[Stored data]

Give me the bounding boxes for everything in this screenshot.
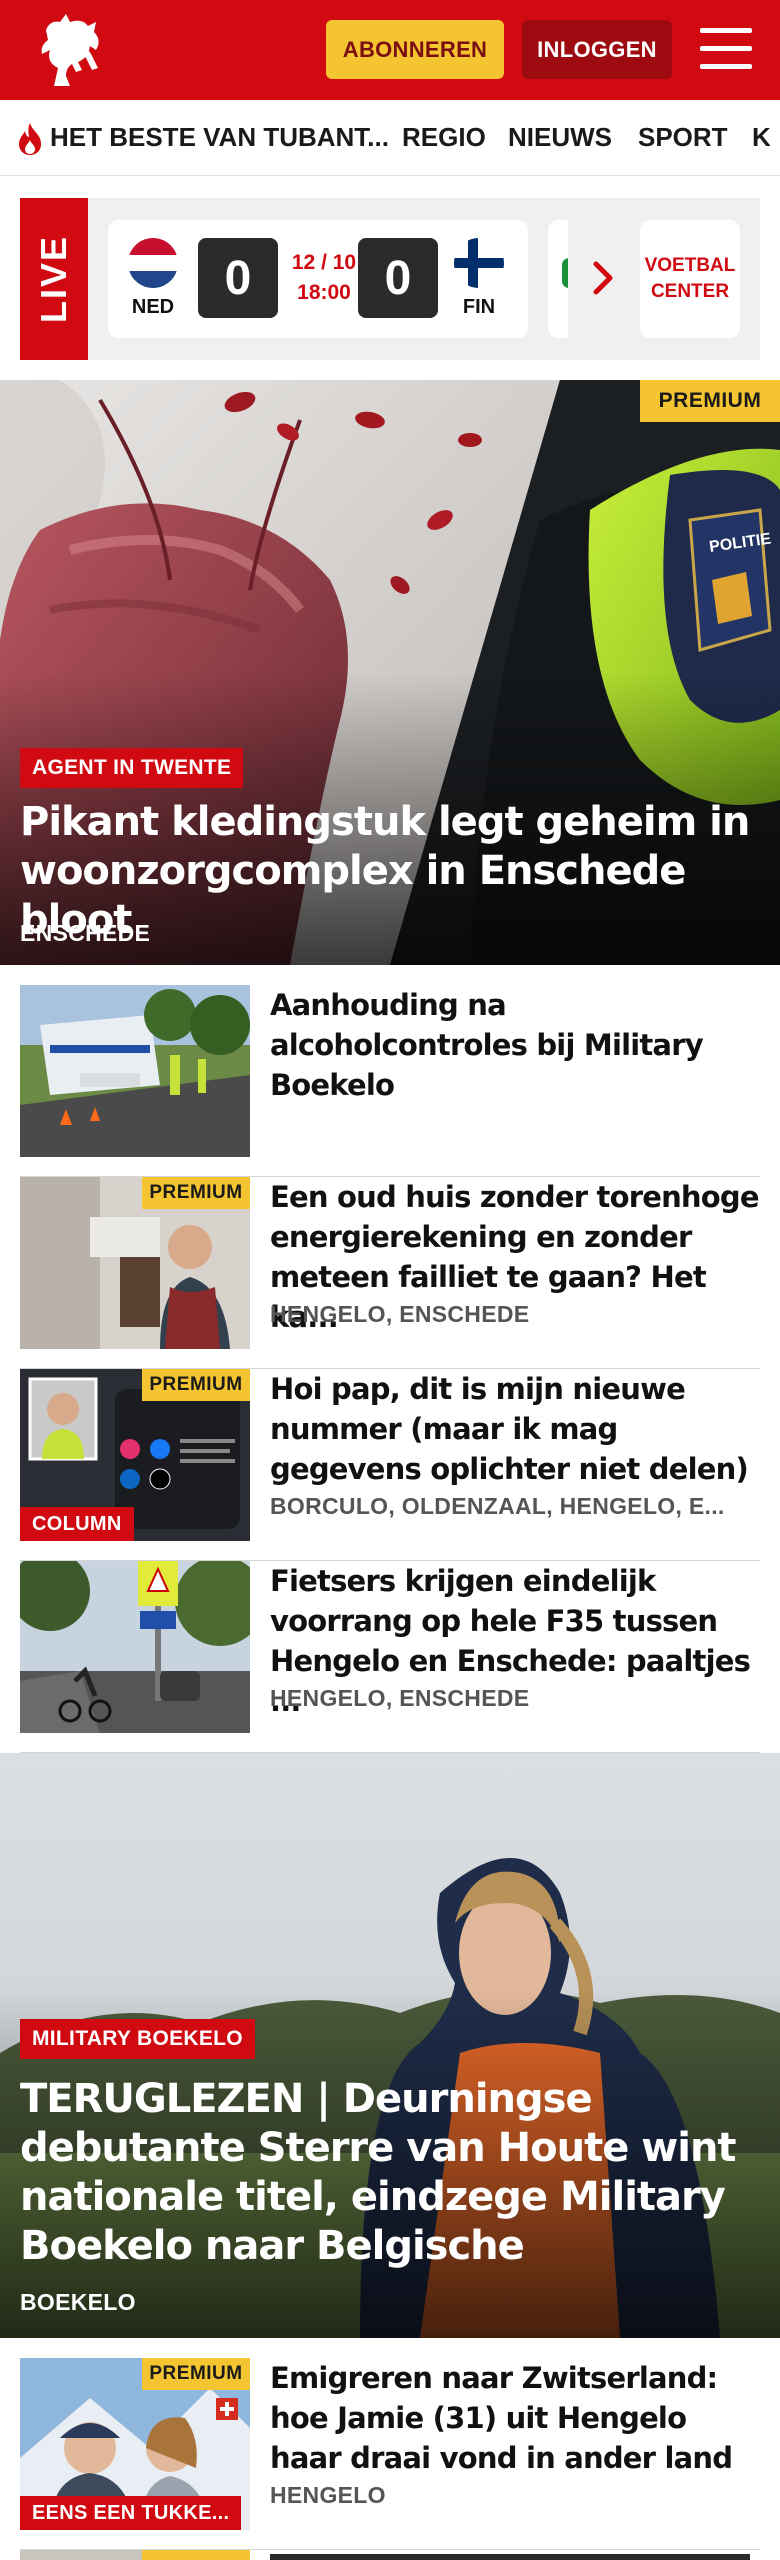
hero-article[interactable]: POLITIE PREMIUM AGENT IN TWENTE Pikant k…	[0, 380, 780, 965]
hamburger-menu-icon[interactable]	[700, 26, 752, 72]
article-thumbnail: PREMIUM EENS EEN TUKKE...	[20, 2358, 250, 2530]
article-location: HENGELO	[270, 2482, 386, 2508]
hero-title[interactable]: TERUGLEZEN | Deurningse debutante Sterre…	[20, 2075, 765, 2271]
away-score: 0	[358, 238, 438, 318]
premium-badge: PREMIUM	[640, 380, 780, 422]
premium-badge: PREMIUM	[142, 1369, 250, 1401]
chevron-right-icon[interactable]	[588, 258, 618, 298]
hero-kicker: MILITARY BOEKELO	[20, 2019, 255, 2059]
article-kicker: EENS EEN TUKKE...	[20, 2496, 242, 2530]
nav-item-regio[interactable]: REGIO	[402, 122, 486, 153]
away-team: FIN	[462, 296, 496, 318]
article-location: HENGELO, ENSCHEDE	[270, 1301, 530, 1327]
article-thumbnail: PREMIUM	[20, 1177, 250, 1349]
hero-location: ENSCHEDE	[20, 920, 151, 946]
article-location: BORCULO, OLDENZAAL, HENGELO, E...	[270, 1493, 725, 1519]
live-badge: LIVE	[20, 198, 88, 360]
nav-item-nieuws[interactable]: NIEUWS	[508, 122, 612, 153]
list-item[interactable]	[20, 2550, 760, 2560]
netherlands-flag-icon	[128, 238, 178, 288]
login-button[interactable]: INLOGGEN	[522, 20, 672, 79]
article-location: HENGELO, ENSCHEDE	[270, 1685, 530, 1711]
list-item[interactable]: PREMIUM Een oud huis zonder torenhoge en…	[20, 1177, 760, 1369]
home-score: 0	[198, 238, 278, 318]
site-header: ABONNEREN INLOGGEN	[0, 0, 780, 100]
match-datetime: 12 / 10 18:00	[291, 251, 357, 304]
list-item[interactable]: Fietsers krijgen eindelijk voorrang op h…	[20, 1561, 760, 1753]
flame-icon	[19, 123, 41, 155]
premium-badge: PREMIUM	[142, 1177, 250, 1209]
premium-badge: PREMIUM	[142, 2358, 250, 2390]
article-thumbnail: PREMIUM COLUMN	[20, 1369, 250, 1541]
nav-item-sport[interactable]: SPORT	[638, 122, 728, 153]
football-center-link[interactable]: VOETBAL CENTER	[640, 220, 740, 338]
next-match-card[interactable]	[548, 220, 568, 338]
article-title[interactable]: Aanhouding na alcoholcontroles bij Milit…	[270, 985, 760, 1105]
hero-kicker: AGENT IN TWENTE	[20, 748, 244, 788]
category-nav: HET BESTE VAN TUBANT... REGIO NIEUWS SPO…	[0, 100, 780, 176]
list-item[interactable]: PREMIUM EENS EEN TUKKE... Emigreren naar…	[20, 2358, 760, 2550]
live-scores-strip: LIVE NED 0 12 / 10 18:00 0 FIN VOETBAL C…	[20, 198, 760, 360]
nav-item-next[interactable]: K	[752, 122, 771, 153]
list-item[interactable]: Aanhouding na alcoholcontroles bij Milit…	[20, 985, 760, 1177]
tubantia-horse-logo[interactable]	[36, 10, 106, 90]
finland-flag-icon	[454, 238, 504, 288]
home-team: NED	[131, 296, 175, 318]
nav-item-het-beste[interactable]: HET BESTE VAN TUBANT...	[50, 122, 389, 153]
match-card[interactable]: NED 0 12 / 10 18:00 0 FIN	[108, 220, 528, 338]
hero-article-2[interactable]: MILITARY BOEKELO TERUGLEZEN | Deurningse…	[0, 1753, 780, 2338]
article-title[interactable]: Emigreren naar Zwitserland: hoe Jamie (3…	[270, 2358, 760, 2478]
hero-location: BOEKELO	[20, 2289, 136, 2315]
article-thumbnail	[20, 985, 250, 1157]
list-item[interactable]: PREMIUM COLUMN Hoi pap, dit is mijn nieu…	[20, 1369, 760, 1561]
article-title[interactable]: Hoi pap, dit is mijn nieuwe nummer (maar…	[270, 1369, 760, 1489]
article-thumbnail	[20, 1561, 250, 1733]
article-kicker: COLUMN	[20, 1507, 134, 1541]
subscribe-button[interactable]: ABONNEREN	[326, 20, 504, 79]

> [The request] Reproduce all of the entries with "article-location" swapped for "article-city" wherever it occurs, leaving everything else unchanged. Omit the pictures from your answer.

> [Written solution]
Give me the bounding boxes for everything in this screenshot.
hero-article[interactable]: POLITIE PREMIUM AGENT IN TWENTE Pikant k…	[0, 380, 780, 965]
hamburger-menu-icon[interactable]	[700, 26, 752, 72]
article-thumbnail: PREMIUM EENS EEN TUKKE...	[20, 2358, 250, 2530]
article-city: HENGELO	[270, 2482, 386, 2508]
hero-title[interactable]: TERUGLEZEN | Deurningse debutante Sterre…	[20, 2075, 765, 2271]
away-score: 0	[358, 238, 438, 318]
premium-badge: PREMIUM	[640, 380, 780, 422]
premium-badge: PREMIUM	[142, 1369, 250, 1401]
chevron-right-icon[interactable]	[588, 258, 618, 298]
hero-kicker: MILITARY BOEKELO	[20, 2019, 255, 2059]
article-kicker: EENS EEN TUKKE...	[20, 2496, 242, 2530]
nav-item-regio[interactable]: REGIO	[402, 122, 486, 153]
away-team: FIN	[462, 296, 496, 318]
article-city: HENGELO, ENSCHEDE	[270, 1301, 530, 1327]
article-thumbnail: PREMIUM	[20, 1177, 250, 1349]
hero-location: ENSCHEDE	[20, 920, 151, 946]
article-city: BORCULO, OLDENZAAL, HENGELO, E...	[270, 1493, 725, 1519]
live-badge: LIVE	[20, 198, 88, 360]
nav-item-nieuws[interactable]: NIEUWS	[508, 122, 612, 153]
list-item[interactable]	[20, 2550, 760, 2560]
netherlands-flag-icon	[128, 238, 178, 288]
login-button[interactable]: INLOGGEN	[522, 20, 672, 79]
article-city: HENGELO, ENSCHEDE	[270, 1685, 530, 1711]
list-item[interactable]: PREMIUM Een oud huis zonder torenhoge en…	[20, 1177, 760, 1369]
home-score: 0	[198, 238, 278, 318]
site-header: ABONNEREN INLOGGEN	[0, 0, 780, 100]
match-datetime: 12 / 10 18:00	[291, 251, 357, 304]
list-item[interactable]: Fietsers krijgen eindelijk voorrang op h…	[20, 1561, 760, 1753]
flame-icon	[19, 123, 41, 155]
premium-badge: PREMIUM	[142, 1177, 250, 1209]
premium-badge: PREMIUM	[142, 2358, 250, 2390]
article-thumbnail: PREMIUM COLUMN	[20, 1369, 250, 1541]
nav-item-sport[interactable]: SPORT	[638, 122, 728, 153]
football-center-link[interactable]: VOETBAL CENTER	[640, 220, 740, 338]
next-match-card[interactable]	[548, 220, 568, 338]
article-title[interactable]: Aanhouding na alcoholcontroles bij Milit…	[270, 985, 760, 1105]
hero-kicker: AGENT IN TWENTE	[20, 748, 244, 788]
category-nav: HET BESTE VAN TUBANT... REGIO NIEUWS SPO…	[0, 100, 780, 176]
list-item[interactable]: PREMIUM EENS EEN TUKKE... Emigreren naar…	[20, 2358, 760, 2550]
live-scores-strip: LIVE NED 0 12 / 10 18:00 0 FIN VOETBAL C…	[20, 198, 760, 360]
nav-item-next[interactable]: K	[752, 122, 771, 153]
list-item[interactable]: Aanhouding na alcoholcontroles bij Milit…	[20, 985, 760, 1177]
tubantia-horse-logo[interactable]	[36, 10, 106, 90]
finland-flag-icon	[454, 238, 504, 288]
home-team: NED	[131, 296, 175, 318]
nav-item-het-beste[interactable]: HET BESTE VAN TUBANT...	[50, 122, 389, 153]
match-card[interactable]: NED 0 12 / 10 18:00 0 FIN	[108, 220, 528, 338]
hero-article-2[interactable]: MILITARY BOEKELO TERUGLEZEN | Deurningse…	[0, 1753, 780, 2338]
article-title[interactable]: Emigreren naar Zwitserland: hoe Jamie (3…	[270, 2358, 760, 2478]
hero-location: BOEKELO	[20, 2289, 136, 2315]
article-thumbnail	[20, 985, 250, 1157]
list-item[interactable]: PREMIUM COLUMN Hoi pap, dit is mijn nieu…	[20, 1369, 760, 1561]
article-title[interactable]: Hoi pap, dit is mijn nieuwe nummer (maar…	[270, 1369, 760, 1489]
article-thumbnail	[20, 1561, 250, 1733]
article-kicker: COLUMN	[20, 1507, 134, 1541]
subscribe-button[interactable]: ABONNEREN	[326, 20, 504, 79]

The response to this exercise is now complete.